#### [TASK DETAILS]
Return all of the data exactly as given.

## start DATA

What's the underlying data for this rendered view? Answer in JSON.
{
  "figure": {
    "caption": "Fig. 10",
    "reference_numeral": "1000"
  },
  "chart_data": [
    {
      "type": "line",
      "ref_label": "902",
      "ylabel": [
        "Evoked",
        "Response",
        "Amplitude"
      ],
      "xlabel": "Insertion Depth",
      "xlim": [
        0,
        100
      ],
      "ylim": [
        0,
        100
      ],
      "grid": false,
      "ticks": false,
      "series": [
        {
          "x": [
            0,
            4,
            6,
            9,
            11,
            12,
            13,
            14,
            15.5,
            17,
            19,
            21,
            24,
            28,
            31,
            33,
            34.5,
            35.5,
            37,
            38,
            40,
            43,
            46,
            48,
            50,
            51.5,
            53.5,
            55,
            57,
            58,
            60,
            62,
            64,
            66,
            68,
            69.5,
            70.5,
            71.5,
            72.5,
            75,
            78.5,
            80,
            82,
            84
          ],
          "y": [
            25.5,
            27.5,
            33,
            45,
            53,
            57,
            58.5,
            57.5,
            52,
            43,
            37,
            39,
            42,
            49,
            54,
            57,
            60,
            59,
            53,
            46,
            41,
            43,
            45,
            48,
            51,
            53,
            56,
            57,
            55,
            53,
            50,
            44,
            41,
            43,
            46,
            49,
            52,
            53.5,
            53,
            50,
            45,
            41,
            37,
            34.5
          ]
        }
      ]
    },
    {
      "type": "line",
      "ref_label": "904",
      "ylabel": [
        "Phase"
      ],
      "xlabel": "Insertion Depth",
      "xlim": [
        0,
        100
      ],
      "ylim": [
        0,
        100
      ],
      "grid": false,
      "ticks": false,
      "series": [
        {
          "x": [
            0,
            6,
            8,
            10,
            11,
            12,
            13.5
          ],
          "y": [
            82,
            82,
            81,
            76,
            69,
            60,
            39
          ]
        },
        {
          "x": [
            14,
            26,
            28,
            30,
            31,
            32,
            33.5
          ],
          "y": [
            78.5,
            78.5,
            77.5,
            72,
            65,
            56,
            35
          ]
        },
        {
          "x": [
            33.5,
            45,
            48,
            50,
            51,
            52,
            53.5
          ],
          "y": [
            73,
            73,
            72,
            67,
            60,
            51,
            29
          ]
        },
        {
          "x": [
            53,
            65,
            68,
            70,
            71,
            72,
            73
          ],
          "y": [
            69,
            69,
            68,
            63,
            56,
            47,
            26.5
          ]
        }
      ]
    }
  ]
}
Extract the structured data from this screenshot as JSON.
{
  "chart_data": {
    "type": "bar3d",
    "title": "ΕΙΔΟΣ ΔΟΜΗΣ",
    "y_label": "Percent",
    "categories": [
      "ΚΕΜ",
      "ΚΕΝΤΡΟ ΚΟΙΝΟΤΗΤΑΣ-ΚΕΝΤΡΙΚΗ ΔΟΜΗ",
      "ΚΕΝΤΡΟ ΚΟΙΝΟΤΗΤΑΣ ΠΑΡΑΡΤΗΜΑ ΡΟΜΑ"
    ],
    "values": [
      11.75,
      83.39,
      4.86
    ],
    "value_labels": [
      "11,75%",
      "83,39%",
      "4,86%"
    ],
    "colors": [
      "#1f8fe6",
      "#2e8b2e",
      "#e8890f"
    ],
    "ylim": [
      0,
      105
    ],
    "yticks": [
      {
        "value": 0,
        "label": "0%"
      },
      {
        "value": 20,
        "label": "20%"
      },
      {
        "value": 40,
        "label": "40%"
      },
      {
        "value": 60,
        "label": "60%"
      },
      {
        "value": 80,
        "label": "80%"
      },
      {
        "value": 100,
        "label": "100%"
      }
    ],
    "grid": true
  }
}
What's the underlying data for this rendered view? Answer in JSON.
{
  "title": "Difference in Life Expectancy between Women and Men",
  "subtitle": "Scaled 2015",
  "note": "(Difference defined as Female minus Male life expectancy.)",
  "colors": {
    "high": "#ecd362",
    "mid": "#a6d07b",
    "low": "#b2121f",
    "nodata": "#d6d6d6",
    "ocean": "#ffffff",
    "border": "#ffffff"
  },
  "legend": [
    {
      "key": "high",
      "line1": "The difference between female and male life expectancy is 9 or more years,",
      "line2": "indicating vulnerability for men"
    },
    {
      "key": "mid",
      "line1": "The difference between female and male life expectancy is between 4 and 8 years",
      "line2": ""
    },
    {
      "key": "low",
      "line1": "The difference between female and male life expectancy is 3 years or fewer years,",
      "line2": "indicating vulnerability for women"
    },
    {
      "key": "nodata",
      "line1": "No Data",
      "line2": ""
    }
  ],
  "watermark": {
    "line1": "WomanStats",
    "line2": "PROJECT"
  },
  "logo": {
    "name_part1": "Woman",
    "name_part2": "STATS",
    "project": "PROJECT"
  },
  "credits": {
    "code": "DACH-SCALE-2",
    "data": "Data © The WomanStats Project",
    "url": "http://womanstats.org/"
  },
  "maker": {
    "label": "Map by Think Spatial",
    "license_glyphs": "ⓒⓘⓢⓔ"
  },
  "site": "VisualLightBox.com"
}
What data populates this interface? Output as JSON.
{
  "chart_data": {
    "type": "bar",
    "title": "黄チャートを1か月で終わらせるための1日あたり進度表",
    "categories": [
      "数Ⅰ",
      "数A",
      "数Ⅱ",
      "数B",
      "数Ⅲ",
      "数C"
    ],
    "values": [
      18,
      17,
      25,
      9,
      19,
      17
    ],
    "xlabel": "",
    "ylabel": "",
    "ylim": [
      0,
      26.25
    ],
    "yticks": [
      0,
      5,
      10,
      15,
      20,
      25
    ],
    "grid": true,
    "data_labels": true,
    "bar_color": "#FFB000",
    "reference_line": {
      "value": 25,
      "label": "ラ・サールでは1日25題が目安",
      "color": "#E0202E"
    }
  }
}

## end DATA

#### [COMPLETED EXERCISE]
What's the underlying data for this rendered view? Answer in JSON.
{
  "figure": {
    "caption": "Fig. 10",
    "reference_numeral": "1000"
  },
  "chart_data": [
    {
      "type": "line",
      "ref_label": "902",
      "ylabel": [
        "Evoked",
        "Response",
        "Amplitude"
      ],
      "xlabel": "Insertion Depth",
      "xlim": [
        0,
        100
      ],
      "ylim": [
        0,
        100
      ],
      "grid": false,
      "ticks": false,
      "series": [
        {
          "x": [
            0,
            4,
            6,
            9,
            11,
            12,
            13,
            14,
            15.5,
            17,
            19,
            21,
            24,
            28,
            31,
            33,
            34.5,
            35.5,
            37,
            38,
            40,
            43,
            46,
            48,
            50,
            51.5,
            53.5,
            55,
            57,
            58,
            60,
            62,
            64,
            66,
            68,
            69.5,
            70.5,
            71.5,
            72.5,
            75,
            78.5,
            80,
            82,
            84
          ],
          "y": [
            25.5,
            27.5,
            33,
            45,
            53,
            57,
            58.5,
            57.5,
            52,
            43,
            37,
            39,
            42,
            49,
            54,
            57,
            60,
            59,
            53,
            46,
            41,
            43,
            45,
            48,
            51,
            53,
            56,
            57,
            55,
            53,
            50,
            44,
            41,
            43,
            46,
            49,
            52,
            53.5,
            53,
            50,
            45,
            41,
            37,
            34.5
          ]
        }
      ]
    },
    {
      "type": "line",
      "ref_label": "904",
      "ylabel": [
        "Phase"
      ],
      "xlabel": "Insertion Depth",
      "xlim": [
        0,
        100
      ],
      "ylim": [
        0,
        100
      ],
      "grid": false,
      "ticks": false,
      "series": [
        {
          "x": [
            0,
            6,
            8,
            10,
            11,
            12,
            13.5
          ],
          "y": [
            82,
            82,
            81,
            76,
            69,
            60,
            39
          ]
        },
        {
          "x": [
            14,
            26,
            28,
            30,
            31,
            32,
            33.5
          ],
          "y": [
            78.5,
            78.5,
            77.5,
            72,
            65,
            56,
            35
          ]
        },
        {
          "x": [
            33.5,
            45,
            48,
            50,
            51,
            52,
            53.5
          ],
          "y": [
            73,
            73,
            72,
            67,
            60,
            51,
            29
          ]
        },
        {
          "x": [
            53,
            65,
            68,
            70,
            71,
            72,
            73
          ],
          "y": [
            69,
            69,
            68,
            63,
            56,
            47,
            26.5
          ]
        }
      ]
    }
  ]
}
Extract the structured data from this screenshot as JSON.
{
  "chart_data": {
    "type": "bar3d",
    "title": "ΕΙΔΟΣ ΔΟΜΗΣ",
    "y_label": "Percent",
    "categories": [
      "ΚΕΜ",
      "ΚΕΝΤΡΟ ΚΟΙΝΟΤΗΤΑΣ-ΚΕΝΤΡΙΚΗ ΔΟΜΗ",
      "ΚΕΝΤΡΟ ΚΟΙΝΟΤΗΤΑΣ ΠΑΡΑΡΤΗΜΑ ΡΟΜΑ"
    ],
    "values": [
      11.75,
      83.39,
      4.86
    ],
    "value_labels": [
      "11,75%",
      "83,39%",
      "4,86%"
    ],
    "colors": [
      "#1f8fe6",
      "#2e8b2e",
      "#e8890f"
    ],
    "ylim": [
      0,
      105
    ],
    "yticks": [
      {
        "value": 0,
        "label": "0%"
      },
      {
        "value": 20,
        "label": "20%"
      },
      {
        "value": 40,
        "label": "40%"
      },
      {
        "value": 60,
        "label": "60%"
      },
      {
        "value": 80,
        "label": "80%"
      },
      {
        "value": 100,
        "label": "100%"
      }
    ],
    "grid": true
  }
}
What's the underlying data for this rendered view? Answer in JSON.
{
  "title": "Difference in Life Expectancy between Women and Men",
  "subtitle": "Scaled 2015",
  "note": "(Difference defined as Female minus Male life expectancy.)",
  "colors": {
    "high": "#ecd362",
    "mid": "#a6d07b",
    "low": "#b2121f",
    "nodata": "#d6d6d6",
    "ocean": "#ffffff",
    "border": "#ffffff"
  },
  "legend": [
    {
      "key": "high",
      "line1": "The difference between female and male life expectancy is 9 or more years,",
      "line2": "indicating vulnerability for men"
    },
    {
      "key": "mid",
      "line1": "The difference between female and male life expectancy is between 4 and 8 years",
      "line2": ""
    },
    {
      "key": "low",
      "line1": "The difference between female and male life expectancy is 3 years or fewer years,",
      "line2": "indicating vulnerability for women"
    },
    {
      "key": "nodata",
      "line1": "No Data",
      "line2": ""
    }
  ],
  "watermark": {
    "line1": "WomanStats",
    "line2": "PROJECT"
  },
  "logo": {
    "name_part1": "Woman",
    "name_part2": "STATS",
    "project": "PROJECT"
  },
  "credits": {
    "code": "DACH-SCALE-2",
    "data": "Data © The WomanStats Project",
    "url": "http://womanstats.org/"
  },
  "maker": {
    "label": "Map by Think Spatial",
    "license_glyphs": "ⓒⓘⓢⓔ"
  },
  "site": "VisualLightBox.com"
}
What data populates this interface? Output as JSON.
{
  "chart_data": {
    "type": "bar",
    "title": "黄チャートを1か月で終わらせるための1日あたり進度表",
    "categories": [
      "数Ⅰ",
      "数A",
      "数Ⅱ",
      "数B",
      "数Ⅲ",
      "数C"
    ],
    "values": [
      18,
      17,
      25,
      9,
      19,
      17
    ],
    "xlabel": "",
    "ylabel": "",
    "ylim": [
      0,
      26.25
    ],
    "yticks": [
      0,
      5,
      10,
      15,
      20,
      25
    ],
    "grid": true,
    "data_labels": true,
    "bar_color": "#FFB000",
    "reference_line": {
      "value": 25,
      "label": "ラ・サールでは1日25題が目安",
      "color": "#E0202E"
    }
  }
}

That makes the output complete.